Copy out the lines that include the word "Komercijalne".
***
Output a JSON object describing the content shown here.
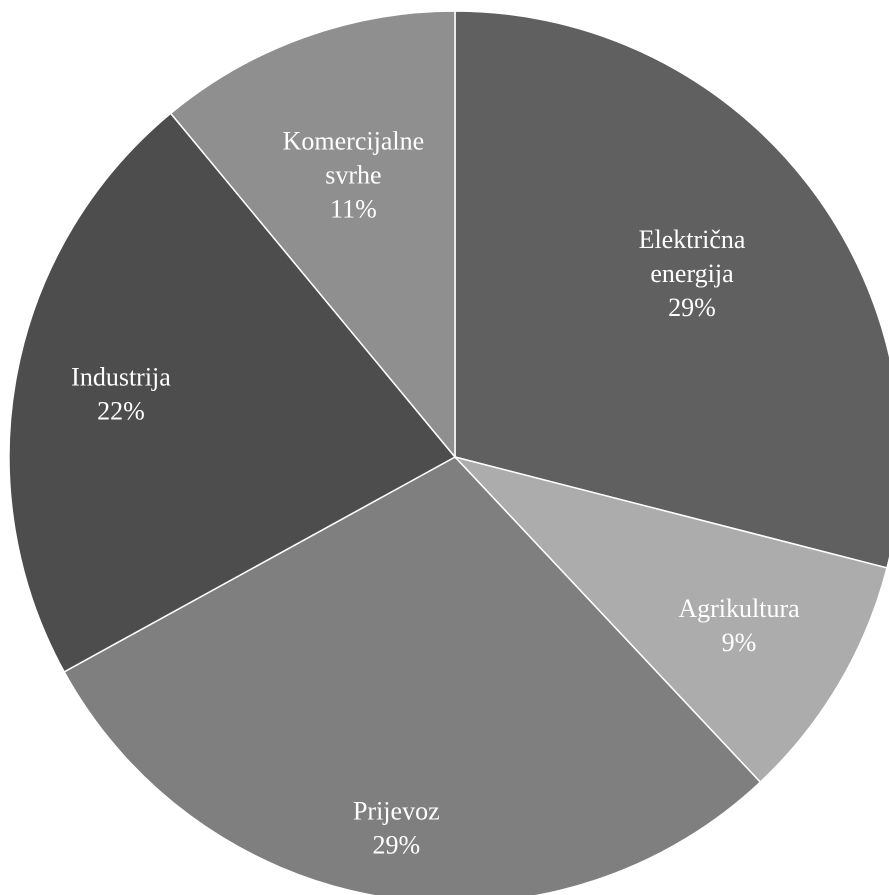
{
  "chart_data": {
    "type": "pie",
    "categories": [
      "Električna energija",
      "Agrikultura",
      "Prijevoz",
      "Industrija",
      "Komercijalne svrhe"
    ],
    "values": [
      29,
      9,
      29,
      22,
      11
    ],
    "slices": [
      {
        "name": "Električna energija",
        "label_lines": [
          "Električna",
          "energija"
        ],
        "value": 29,
        "percent_label": "29%",
        "color": "#606060"
      },
      {
        "name": "Agrikultura",
        "label_lines": [
          "Agrikultura"
        ],
        "value": 9,
        "percent_label": "9%",
        "color": "#acacac"
      },
      {
        "name": "Prijevoz",
        "label_lines": [
          "Prijevoz"
        ],
        "value": 29,
        "percent_label": "29%",
        "color": "#7f7f7f"
      },
      {
        "name": "Industrija",
        "label_lines": [
          "Industrija"
        ],
        "value": 22,
        "percent_label": "22%",
        "color": "#4d4d4d"
      },
      {
        "name": "Komercijalne svrhe",
        "label_lines": [
          "Komercijalne",
          "svrhe"
        ],
        "value": 11,
        "percent_label": "11%",
        "color": "#8f8f8f"
      }
    ],
    "start_angle_deg": 0,
    "direction": "clockwise",
    "title": "",
    "legend": "none"
  }
}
***
▶ Written solution
      "Komercijalne svrhe"
        "name": "Komercijalne svrhe",
          "Komercijalne",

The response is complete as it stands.